▶ **EXERCISE BRIEF**
Pick out each line containing the string "Choisir".

──────── PROVIDED RECORDS

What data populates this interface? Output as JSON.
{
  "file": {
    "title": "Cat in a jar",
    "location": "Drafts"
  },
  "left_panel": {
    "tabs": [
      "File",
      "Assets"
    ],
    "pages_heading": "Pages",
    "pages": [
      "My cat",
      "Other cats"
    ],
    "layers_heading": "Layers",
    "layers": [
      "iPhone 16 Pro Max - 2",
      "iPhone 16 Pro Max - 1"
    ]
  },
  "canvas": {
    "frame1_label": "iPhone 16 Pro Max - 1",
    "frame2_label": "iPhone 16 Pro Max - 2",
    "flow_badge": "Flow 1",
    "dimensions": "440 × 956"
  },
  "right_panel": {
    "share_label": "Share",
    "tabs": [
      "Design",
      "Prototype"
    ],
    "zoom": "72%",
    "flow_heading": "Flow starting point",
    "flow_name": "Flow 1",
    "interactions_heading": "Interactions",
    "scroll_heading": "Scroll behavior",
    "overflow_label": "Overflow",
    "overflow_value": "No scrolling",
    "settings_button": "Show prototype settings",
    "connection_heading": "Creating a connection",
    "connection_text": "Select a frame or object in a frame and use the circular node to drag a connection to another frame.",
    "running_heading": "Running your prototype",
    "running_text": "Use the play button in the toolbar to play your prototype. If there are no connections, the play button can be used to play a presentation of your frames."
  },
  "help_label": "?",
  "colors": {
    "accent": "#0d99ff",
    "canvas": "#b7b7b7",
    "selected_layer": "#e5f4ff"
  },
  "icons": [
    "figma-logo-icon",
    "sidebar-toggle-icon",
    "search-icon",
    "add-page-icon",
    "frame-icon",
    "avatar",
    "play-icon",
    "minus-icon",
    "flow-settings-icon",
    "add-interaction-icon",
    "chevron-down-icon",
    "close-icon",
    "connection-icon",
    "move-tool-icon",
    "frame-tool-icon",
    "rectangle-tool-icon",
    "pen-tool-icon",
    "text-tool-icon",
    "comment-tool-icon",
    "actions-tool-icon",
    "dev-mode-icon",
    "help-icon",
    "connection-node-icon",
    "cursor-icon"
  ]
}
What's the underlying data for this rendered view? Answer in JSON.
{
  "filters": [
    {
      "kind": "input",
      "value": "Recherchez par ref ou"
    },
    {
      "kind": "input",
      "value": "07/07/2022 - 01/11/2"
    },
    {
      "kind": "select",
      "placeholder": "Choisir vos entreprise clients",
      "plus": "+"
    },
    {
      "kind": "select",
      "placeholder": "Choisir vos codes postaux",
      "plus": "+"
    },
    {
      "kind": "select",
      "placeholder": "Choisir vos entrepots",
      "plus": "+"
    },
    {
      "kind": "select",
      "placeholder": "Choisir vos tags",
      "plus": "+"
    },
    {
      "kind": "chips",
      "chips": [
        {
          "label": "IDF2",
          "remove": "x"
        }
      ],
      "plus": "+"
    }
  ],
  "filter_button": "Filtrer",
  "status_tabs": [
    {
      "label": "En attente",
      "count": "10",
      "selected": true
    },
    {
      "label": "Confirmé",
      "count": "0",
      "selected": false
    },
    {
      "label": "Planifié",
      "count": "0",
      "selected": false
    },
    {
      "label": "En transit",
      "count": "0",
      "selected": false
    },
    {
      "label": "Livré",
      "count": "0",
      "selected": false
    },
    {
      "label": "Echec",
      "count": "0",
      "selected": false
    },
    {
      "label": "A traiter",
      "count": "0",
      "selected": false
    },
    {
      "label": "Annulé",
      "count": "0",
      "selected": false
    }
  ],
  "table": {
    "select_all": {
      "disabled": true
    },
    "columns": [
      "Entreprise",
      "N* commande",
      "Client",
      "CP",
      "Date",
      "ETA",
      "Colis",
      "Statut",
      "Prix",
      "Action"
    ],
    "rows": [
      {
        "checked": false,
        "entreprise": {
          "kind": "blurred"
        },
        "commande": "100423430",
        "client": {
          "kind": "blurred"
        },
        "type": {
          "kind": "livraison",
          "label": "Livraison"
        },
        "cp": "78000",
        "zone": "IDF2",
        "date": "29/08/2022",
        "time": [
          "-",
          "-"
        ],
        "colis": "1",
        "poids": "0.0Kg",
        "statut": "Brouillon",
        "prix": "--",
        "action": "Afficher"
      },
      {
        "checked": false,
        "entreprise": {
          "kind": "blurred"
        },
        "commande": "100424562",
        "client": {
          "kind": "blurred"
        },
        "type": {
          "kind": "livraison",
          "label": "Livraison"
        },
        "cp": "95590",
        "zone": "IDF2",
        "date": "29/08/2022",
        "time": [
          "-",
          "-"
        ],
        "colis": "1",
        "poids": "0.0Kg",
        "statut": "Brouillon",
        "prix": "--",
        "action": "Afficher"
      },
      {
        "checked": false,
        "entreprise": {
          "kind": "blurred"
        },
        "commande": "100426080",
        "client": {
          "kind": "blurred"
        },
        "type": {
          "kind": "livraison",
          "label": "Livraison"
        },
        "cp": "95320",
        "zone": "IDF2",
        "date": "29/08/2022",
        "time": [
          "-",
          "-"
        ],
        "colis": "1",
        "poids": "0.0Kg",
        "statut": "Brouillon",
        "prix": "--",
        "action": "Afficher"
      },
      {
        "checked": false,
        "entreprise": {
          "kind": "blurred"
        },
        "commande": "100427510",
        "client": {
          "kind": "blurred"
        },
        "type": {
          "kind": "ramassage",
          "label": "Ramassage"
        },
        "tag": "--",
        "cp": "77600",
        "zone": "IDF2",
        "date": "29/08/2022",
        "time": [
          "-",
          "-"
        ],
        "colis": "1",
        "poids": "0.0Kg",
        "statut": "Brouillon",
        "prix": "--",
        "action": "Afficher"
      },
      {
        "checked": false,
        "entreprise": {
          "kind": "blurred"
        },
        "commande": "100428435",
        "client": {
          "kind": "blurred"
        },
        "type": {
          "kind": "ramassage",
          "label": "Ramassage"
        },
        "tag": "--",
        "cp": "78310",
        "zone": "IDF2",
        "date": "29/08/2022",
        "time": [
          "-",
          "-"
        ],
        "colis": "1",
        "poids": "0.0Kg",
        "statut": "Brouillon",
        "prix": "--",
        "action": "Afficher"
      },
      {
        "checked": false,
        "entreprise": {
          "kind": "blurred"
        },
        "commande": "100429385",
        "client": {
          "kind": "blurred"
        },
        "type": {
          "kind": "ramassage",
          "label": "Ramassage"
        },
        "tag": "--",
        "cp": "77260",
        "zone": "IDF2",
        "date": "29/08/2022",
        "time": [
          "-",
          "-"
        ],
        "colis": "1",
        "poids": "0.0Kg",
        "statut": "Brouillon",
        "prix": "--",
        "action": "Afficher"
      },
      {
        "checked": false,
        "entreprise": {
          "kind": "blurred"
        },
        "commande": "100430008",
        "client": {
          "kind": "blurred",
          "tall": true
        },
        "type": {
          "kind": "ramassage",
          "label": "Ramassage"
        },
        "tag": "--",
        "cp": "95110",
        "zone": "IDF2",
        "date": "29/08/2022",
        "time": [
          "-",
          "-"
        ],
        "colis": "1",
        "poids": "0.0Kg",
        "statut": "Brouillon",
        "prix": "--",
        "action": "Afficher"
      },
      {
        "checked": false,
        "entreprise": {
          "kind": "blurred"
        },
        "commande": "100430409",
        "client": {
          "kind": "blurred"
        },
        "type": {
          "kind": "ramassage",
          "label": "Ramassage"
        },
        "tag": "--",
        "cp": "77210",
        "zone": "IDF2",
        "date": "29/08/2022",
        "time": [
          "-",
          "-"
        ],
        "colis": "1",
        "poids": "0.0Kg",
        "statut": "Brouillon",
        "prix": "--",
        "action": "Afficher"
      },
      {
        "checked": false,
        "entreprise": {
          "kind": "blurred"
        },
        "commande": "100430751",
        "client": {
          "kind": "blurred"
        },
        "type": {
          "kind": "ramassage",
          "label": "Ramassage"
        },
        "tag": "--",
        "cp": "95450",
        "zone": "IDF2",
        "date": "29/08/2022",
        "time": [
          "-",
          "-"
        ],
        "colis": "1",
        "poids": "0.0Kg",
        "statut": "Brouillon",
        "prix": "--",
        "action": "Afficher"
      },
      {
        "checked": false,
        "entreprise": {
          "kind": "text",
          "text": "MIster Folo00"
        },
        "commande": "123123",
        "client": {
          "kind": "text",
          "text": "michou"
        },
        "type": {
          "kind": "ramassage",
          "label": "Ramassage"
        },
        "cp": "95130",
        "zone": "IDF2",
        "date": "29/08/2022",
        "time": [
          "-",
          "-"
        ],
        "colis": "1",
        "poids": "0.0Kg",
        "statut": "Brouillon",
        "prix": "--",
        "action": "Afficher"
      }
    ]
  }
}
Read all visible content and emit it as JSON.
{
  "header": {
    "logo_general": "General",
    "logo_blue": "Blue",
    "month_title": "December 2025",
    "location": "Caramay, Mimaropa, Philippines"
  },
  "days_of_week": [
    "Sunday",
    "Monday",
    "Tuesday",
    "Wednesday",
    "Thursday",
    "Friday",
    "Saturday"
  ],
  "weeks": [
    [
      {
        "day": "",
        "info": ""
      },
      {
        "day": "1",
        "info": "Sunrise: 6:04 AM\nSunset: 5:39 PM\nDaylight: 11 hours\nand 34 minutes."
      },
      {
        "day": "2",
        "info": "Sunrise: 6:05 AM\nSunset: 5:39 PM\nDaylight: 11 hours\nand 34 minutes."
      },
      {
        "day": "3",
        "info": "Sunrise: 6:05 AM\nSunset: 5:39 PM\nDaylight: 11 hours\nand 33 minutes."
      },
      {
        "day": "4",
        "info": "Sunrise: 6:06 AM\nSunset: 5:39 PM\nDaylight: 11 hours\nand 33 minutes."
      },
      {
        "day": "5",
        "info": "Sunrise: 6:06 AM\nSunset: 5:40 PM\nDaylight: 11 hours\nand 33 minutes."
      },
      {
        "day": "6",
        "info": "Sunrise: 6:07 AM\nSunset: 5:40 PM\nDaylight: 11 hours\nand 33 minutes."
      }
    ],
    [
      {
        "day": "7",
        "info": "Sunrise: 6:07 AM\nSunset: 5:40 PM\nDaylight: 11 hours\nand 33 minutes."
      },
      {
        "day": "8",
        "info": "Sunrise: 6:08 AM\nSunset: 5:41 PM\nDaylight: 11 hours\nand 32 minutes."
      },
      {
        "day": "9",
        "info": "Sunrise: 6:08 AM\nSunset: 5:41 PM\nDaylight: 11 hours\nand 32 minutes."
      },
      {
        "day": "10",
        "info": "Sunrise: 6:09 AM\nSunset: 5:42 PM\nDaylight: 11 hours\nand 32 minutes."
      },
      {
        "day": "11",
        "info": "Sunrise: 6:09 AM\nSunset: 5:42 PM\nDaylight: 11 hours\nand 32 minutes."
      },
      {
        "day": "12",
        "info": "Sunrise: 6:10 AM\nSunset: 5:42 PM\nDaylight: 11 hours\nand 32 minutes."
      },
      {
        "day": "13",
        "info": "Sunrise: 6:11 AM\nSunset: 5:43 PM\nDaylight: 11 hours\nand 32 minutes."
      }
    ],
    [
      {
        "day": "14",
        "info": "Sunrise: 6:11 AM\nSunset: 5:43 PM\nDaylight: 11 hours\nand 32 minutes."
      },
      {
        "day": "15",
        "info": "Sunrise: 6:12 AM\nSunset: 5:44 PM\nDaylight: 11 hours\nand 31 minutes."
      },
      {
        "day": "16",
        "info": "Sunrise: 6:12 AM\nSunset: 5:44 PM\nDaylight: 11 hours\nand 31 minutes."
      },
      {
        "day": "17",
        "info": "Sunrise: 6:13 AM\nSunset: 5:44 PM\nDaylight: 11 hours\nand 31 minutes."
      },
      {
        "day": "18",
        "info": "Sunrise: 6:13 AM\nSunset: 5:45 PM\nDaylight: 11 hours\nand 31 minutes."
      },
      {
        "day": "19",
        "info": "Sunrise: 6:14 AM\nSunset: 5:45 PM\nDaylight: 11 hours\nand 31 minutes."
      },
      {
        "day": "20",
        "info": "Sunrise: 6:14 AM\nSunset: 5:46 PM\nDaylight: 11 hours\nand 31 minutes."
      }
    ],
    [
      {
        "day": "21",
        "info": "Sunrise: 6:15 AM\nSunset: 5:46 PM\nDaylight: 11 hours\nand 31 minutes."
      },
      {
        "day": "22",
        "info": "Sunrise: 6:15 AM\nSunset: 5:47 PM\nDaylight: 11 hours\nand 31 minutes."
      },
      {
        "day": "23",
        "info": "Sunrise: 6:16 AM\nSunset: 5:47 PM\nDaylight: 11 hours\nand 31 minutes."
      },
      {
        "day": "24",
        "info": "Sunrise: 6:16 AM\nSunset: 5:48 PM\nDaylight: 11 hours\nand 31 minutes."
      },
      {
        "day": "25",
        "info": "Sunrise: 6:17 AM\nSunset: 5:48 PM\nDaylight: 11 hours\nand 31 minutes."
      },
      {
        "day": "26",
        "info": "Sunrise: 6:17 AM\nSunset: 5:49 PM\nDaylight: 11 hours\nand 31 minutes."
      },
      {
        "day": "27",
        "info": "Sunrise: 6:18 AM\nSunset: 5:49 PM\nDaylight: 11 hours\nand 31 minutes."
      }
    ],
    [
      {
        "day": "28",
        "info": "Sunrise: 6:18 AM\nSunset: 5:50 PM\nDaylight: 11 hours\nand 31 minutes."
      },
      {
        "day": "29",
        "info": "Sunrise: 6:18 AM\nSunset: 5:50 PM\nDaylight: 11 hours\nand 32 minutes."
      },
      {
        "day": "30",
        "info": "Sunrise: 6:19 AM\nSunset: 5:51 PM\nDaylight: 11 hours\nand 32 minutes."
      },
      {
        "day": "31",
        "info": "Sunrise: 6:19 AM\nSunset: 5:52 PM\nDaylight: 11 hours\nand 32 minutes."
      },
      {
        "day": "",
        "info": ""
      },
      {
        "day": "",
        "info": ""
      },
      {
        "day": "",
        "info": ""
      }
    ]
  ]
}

────────────────

▶ **SOLVED EXERCISE**
      "placeholder": "Choisir vos entreprise clients",
      "placeholder": "Choisir vos codes postaux",
      "placeholder": "Choisir vos entrepots",
      "placeholder": "Choisir vos tags",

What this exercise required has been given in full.